Pick out and copy every line below that has the word "text".

----------

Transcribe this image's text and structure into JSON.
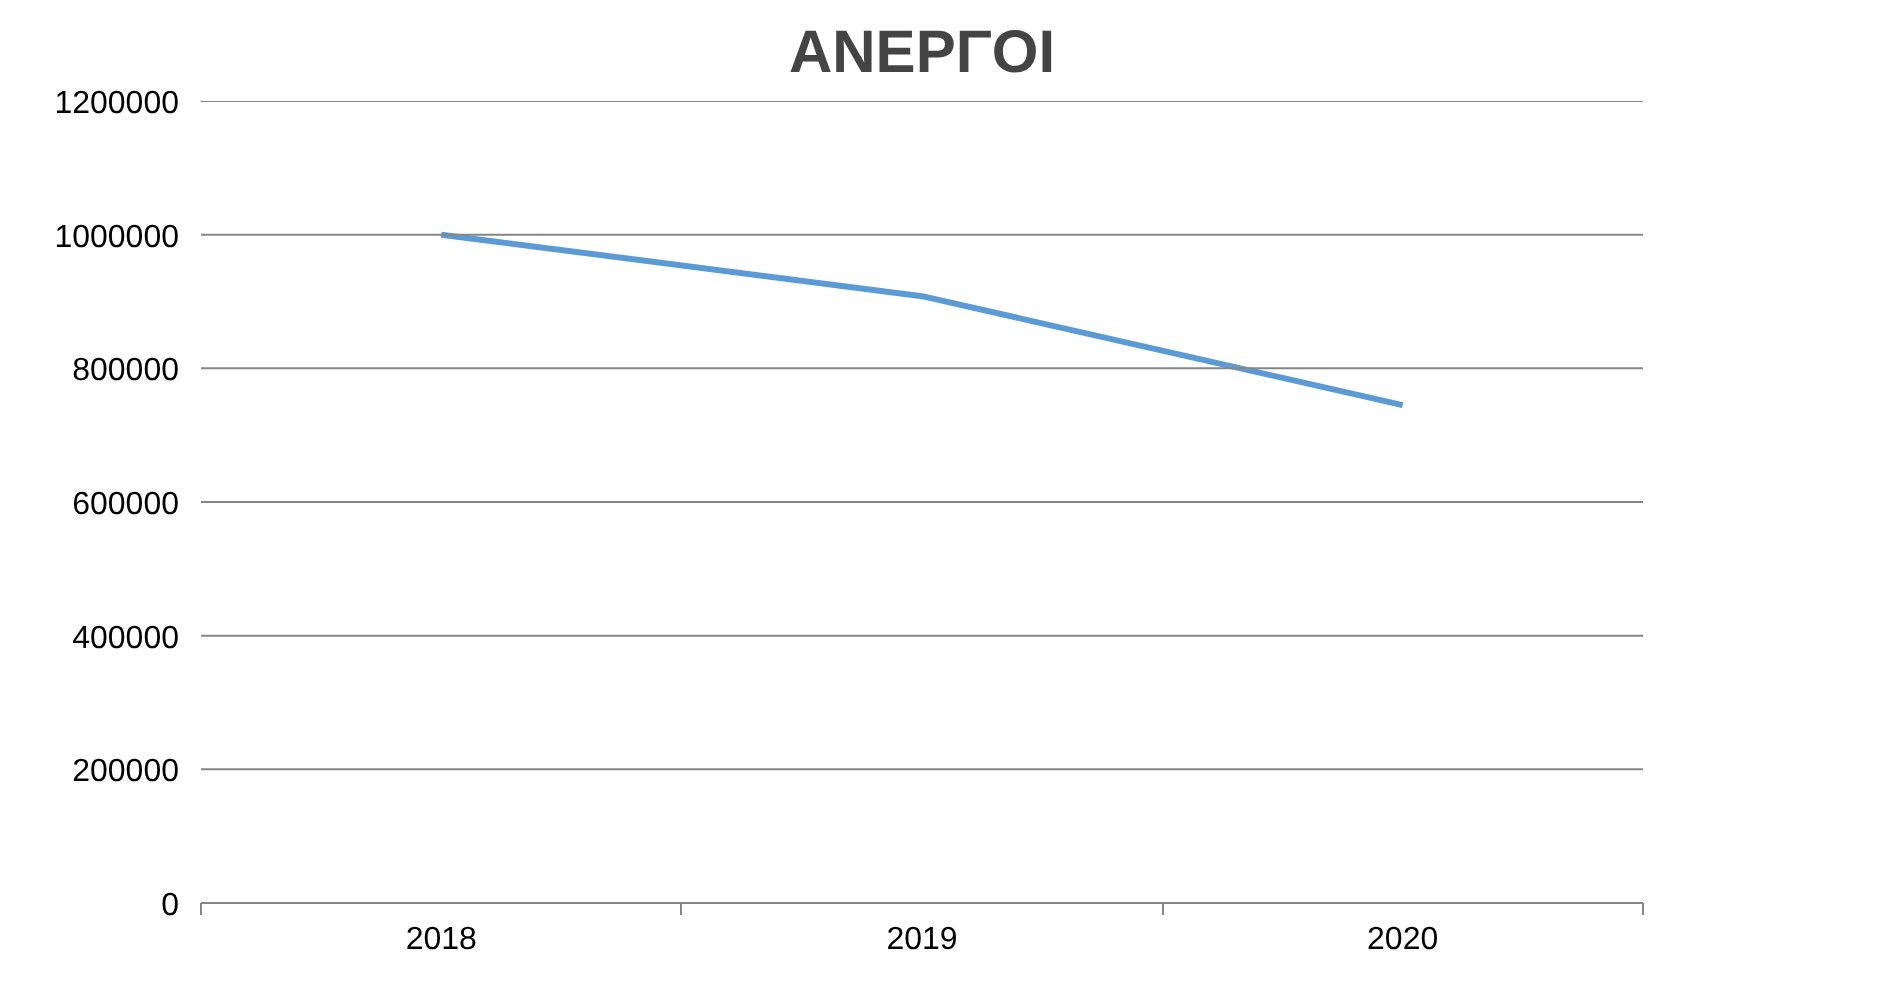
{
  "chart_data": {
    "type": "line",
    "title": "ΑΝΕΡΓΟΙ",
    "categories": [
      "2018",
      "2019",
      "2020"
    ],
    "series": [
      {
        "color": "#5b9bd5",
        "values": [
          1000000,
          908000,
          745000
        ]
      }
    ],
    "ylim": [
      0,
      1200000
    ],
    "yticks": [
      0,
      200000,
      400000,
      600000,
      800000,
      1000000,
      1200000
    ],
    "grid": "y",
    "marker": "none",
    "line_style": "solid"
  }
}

----------

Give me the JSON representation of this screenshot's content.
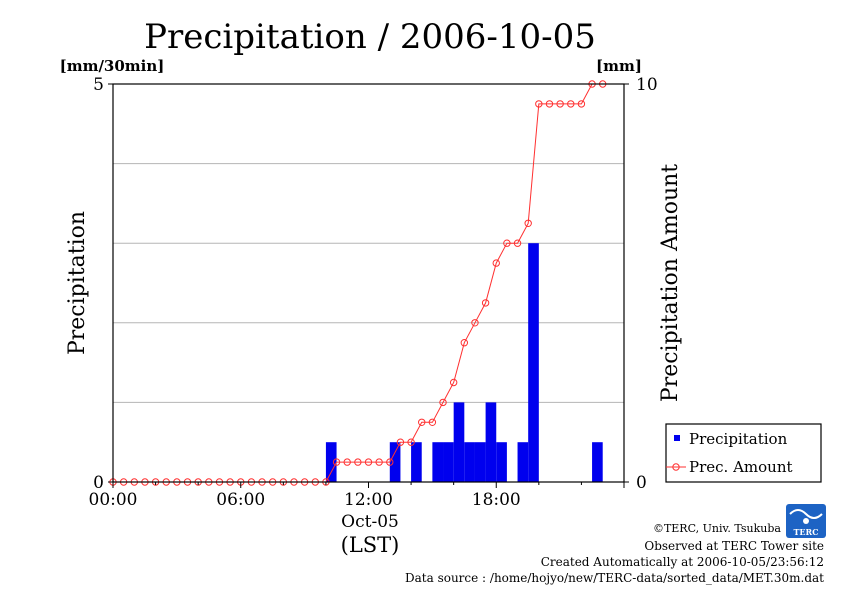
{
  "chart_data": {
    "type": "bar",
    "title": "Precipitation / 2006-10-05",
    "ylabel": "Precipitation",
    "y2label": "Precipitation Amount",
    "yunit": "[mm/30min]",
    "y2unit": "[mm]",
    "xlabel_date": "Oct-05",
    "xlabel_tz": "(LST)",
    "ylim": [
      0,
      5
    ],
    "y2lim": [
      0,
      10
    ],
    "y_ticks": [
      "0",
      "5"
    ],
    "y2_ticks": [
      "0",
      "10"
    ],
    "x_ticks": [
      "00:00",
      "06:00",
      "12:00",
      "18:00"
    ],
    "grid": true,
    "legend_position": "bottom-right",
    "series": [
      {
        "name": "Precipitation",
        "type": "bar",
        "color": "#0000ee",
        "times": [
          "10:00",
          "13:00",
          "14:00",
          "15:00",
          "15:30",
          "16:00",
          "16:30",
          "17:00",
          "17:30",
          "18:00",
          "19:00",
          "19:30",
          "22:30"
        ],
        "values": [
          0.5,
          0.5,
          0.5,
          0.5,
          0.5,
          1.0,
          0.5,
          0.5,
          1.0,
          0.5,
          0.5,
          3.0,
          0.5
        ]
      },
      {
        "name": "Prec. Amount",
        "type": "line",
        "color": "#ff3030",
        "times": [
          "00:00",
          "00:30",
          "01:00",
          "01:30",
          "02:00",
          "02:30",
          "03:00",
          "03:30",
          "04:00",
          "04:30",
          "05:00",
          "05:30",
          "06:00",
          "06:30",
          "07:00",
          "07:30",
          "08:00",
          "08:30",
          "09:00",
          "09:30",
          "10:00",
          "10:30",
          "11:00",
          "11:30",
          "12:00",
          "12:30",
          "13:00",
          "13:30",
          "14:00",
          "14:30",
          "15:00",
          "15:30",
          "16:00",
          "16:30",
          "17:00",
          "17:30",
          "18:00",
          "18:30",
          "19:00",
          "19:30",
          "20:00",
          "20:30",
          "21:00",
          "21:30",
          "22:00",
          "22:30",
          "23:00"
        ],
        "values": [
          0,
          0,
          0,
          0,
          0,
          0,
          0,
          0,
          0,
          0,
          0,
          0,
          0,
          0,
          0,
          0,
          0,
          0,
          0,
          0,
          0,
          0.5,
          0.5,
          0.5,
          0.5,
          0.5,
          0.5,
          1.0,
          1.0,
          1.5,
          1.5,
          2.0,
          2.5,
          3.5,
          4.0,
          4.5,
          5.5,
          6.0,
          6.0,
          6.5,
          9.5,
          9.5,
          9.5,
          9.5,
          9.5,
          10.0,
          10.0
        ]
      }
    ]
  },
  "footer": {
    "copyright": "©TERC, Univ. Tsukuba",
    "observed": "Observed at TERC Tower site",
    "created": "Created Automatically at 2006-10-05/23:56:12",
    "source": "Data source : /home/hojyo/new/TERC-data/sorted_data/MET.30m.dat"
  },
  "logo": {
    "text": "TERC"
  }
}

----------

* [RESULT FOR THIS TASK]
Transcribe this image's text and structure into JSON.
    "text": "TERC"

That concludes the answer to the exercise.